# start of DATA SECTION

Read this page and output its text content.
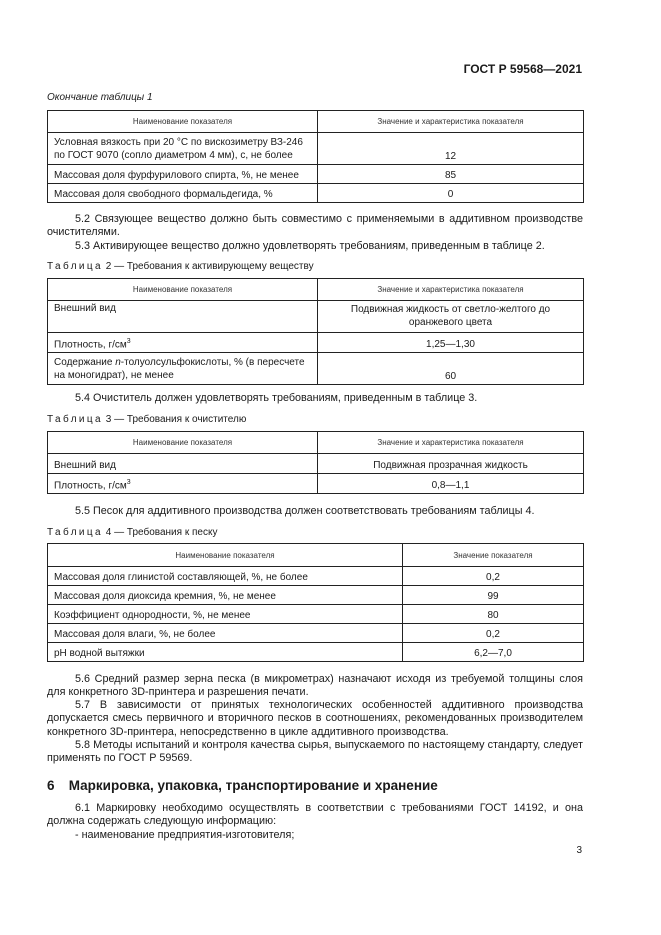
ГОСТ Р 59568—2021
Окончание таблицы 1
Наименование показателя	Значение и характеристика показателя
Условная вязкость при 20 °С по вискозиметру ВЗ-246 по ГОСТ 9070 (сопло диаметром 4 мм), с, не более	12
Массовая доля фурфурилового спирта, %, не менее	85
Массовая доля свободного формальдегида, %	0
5.2 Связующее вещество должно быть совместимо с применяемыми в аддитивном производстве очистителями.
5.3 Активирующее вещество должно удовлетворять требованиям, приведенным в таблице 2.
Таблица 2 — Требования к активирующему веществу
Наименование показателя	Значение и характеристика показателя
Внешний вид	Подвижная жидкость от светло-желтого до оранжевого цвета
Плотность, $г/см^3$	1,25—1,30
Содержание n-толуолсульфокислоты, % (в пересчете на моногидрат), не менее	60
5.4 Очиститель должен удовлетворять требованиям, приведенным в таблице 3.
Таблица 3 — Требования к очистителю
Наименование показателя	Значение и характеристика показателя
Внешний вид	Подвижная прозрачная жидкость
Плотность, $г/см^3$	0,8—1,1
5.5 Песок для аддитивного производства должен соответствовать требованиям таблицы 4.
Таблица 4 — Требования к песку
Наименование показателя	Значение показателя
Массовая доля глинистой составляющей, %, не более	0,2
Массовая доля диоксида кремния, %, не менее	99
Коэффициент однородности, %, не менее	80
Массовая доля влаги, %, не более	0,2
pH водной вытяжки	6,2—7,0
5.6 Средний размер зерна песка (в микрометрах) назначают исходя из требуемой толщины слоя для конкретного 3D-принтера и разрешения печати.
5.7 В зависимости от принятых технологических особенностей аддитивного производства допускается смесь первичного и вторичного песков в соотношениях, рекомендованных производителем конкретного 3D-принтера, непосредственно в цикле аддитивного производства.
5.8 Методы испытаний и контроля качества сырья, выпускаемого по настоящему стандарту, следует применять по ГОСТ Р 59569.
6 Маркировка, упаковка, транспортирование и хранение
6.1 Маркировку необходимо осуществлять в соответствии с требованиями ГОСТ 14192, и она должна содержать следующую информацию:
- наименование предприятия-изготовителя;
3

# end of DATA SECTION

▶ **SHORT TASK**
Which lines include the word "должно"? Copy every one of them.

▶ **WORKED SOLUTION**
5.2 Связующее вещество должно быть совместимо с применяемыми в аддитивном производстве очистителями.
5.3 Активирующее вещество должно удовлетворять требованиям, приведенным в таблице 2.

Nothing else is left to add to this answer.